WHAT IS REQUIRED:
Extract all of the entries and give them again, word for word.

-- start of MATERIALS PROVIDED --

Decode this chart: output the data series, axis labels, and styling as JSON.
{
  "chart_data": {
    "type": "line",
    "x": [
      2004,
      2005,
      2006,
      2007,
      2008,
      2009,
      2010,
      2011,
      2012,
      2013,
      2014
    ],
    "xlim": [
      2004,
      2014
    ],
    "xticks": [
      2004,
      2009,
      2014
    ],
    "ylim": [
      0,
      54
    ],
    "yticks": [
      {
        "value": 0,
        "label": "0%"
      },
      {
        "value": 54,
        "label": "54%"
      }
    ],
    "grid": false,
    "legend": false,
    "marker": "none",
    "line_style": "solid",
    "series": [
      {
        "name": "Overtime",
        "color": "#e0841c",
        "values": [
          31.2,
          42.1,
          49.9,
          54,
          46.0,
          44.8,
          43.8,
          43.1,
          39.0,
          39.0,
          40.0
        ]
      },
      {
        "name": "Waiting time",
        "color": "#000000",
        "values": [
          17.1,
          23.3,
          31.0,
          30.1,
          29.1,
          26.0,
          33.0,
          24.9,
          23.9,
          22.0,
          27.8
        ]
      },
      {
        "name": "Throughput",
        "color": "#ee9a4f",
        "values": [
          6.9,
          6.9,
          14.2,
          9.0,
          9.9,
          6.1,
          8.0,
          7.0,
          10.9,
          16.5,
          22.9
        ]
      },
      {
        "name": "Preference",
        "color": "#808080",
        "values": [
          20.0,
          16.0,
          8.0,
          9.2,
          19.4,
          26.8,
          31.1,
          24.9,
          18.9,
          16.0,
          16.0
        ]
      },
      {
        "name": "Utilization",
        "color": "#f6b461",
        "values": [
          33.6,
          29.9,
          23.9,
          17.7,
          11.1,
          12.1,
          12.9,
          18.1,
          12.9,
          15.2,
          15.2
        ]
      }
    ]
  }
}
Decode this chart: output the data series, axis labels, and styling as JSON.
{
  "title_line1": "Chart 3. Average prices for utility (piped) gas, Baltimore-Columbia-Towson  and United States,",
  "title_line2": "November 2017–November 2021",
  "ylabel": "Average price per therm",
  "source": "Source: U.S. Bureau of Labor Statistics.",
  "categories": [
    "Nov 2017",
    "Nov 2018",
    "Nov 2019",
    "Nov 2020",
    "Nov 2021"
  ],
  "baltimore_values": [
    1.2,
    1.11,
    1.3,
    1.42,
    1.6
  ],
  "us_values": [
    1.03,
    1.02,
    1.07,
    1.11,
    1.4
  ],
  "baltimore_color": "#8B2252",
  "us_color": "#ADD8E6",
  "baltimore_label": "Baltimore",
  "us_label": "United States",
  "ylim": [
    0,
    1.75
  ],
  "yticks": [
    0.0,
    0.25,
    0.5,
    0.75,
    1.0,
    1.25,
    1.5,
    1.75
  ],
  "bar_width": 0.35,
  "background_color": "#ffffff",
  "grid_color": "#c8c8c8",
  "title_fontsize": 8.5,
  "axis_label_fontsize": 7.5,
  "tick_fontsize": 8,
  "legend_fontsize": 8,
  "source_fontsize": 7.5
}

-- end of MATERIALS PROVIDED --

ANSWER:
Decode this chart: output the data series, axis labels, and styling as JSON.
{
  "chart_data": {
    "type": "line",
    "x": [
      2004,
      2005,
      2006,
      2007,
      2008,
      2009,
      2010,
      2011,
      2012,
      2013,
      2014
    ],
    "xlim": [
      2004,
      2014
    ],
    "xticks": [
      2004,
      2009,
      2014
    ],
    "ylim": [
      0,
      54
    ],
    "yticks": [
      {
        "value": 0,
        "label": "0%"
      },
      {
        "value": 54,
        "label": "54%"
      }
    ],
    "grid": false,
    "legend": false,
    "marker": "none",
    "line_style": "solid",
    "series": [
      {
        "name": "Overtime",
        "color": "#e0841c",
        "values": [
          31.2,
          42.1,
          49.9,
          54,
          46.0,
          44.8,
          43.8,
          43.1,
          39.0,
          39.0,
          40.0
        ]
      },
      {
        "name": "Waiting time",
        "color": "#000000",
        "values": [
          17.1,
          23.3,
          31.0,
          30.1,
          29.1,
          26.0,
          33.0,
          24.9,
          23.9,
          22.0,
          27.8
        ]
      },
      {
        "name": "Throughput",
        "color": "#ee9a4f",
        "values": [
          6.9,
          6.9,
          14.2,
          9.0,
          9.9,
          6.1,
          8.0,
          7.0,
          10.9,
          16.5,
          22.9
        ]
      },
      {
        "name": "Preference",
        "color": "#808080",
        "values": [
          20.0,
          16.0,
          8.0,
          9.2,
          19.4,
          26.8,
          31.1,
          24.9,
          18.9,
          16.0,
          16.0
        ]
      },
      {
        "name": "Utilization",
        "color": "#f6b461",
        "values": [
          33.6,
          29.9,
          23.9,
          17.7,
          11.1,
          12.1,
          12.9,
          18.1,
          12.9,
          15.2,
          15.2
        ]
      }
    ]
  }
}
Decode this chart: output the data series, axis labels, and styling as JSON.
{
  "title_line1": "Chart 3. Average prices for utility (piped) gas, Baltimore-Columbia-Towson  and United States,",
  "title_line2": "November 2017–November 2021",
  "ylabel": "Average price per therm",
  "source": "Source: U.S. Bureau of Labor Statistics.",
  "categories": [
    "Nov 2017",
    "Nov 2018",
    "Nov 2019",
    "Nov 2020",
    "Nov 2021"
  ],
  "baltimore_values": [
    1.2,
    1.11,
    1.3,
    1.42,
    1.6
  ],
  "us_values": [
    1.03,
    1.02,
    1.07,
    1.11,
    1.4
  ],
  "baltimore_color": "#8B2252",
  "us_color": "#ADD8E6",
  "baltimore_label": "Baltimore",
  "us_label": "United States",
  "ylim": [
    0,
    1.75
  ],
  "yticks": [
    0.0,
    0.25,
    0.5,
    0.75,
    1.0,
    1.25,
    1.5,
    1.75
  ],
  "bar_width": 0.35,
  "background_color": "#ffffff",
  "grid_color": "#c8c8c8",
  "title_fontsize": 8.5,
  "axis_label_fontsize": 7.5,
  "tick_fontsize": 8,
  "legend_fontsize": 8,
  "source_fontsize": 7.5
}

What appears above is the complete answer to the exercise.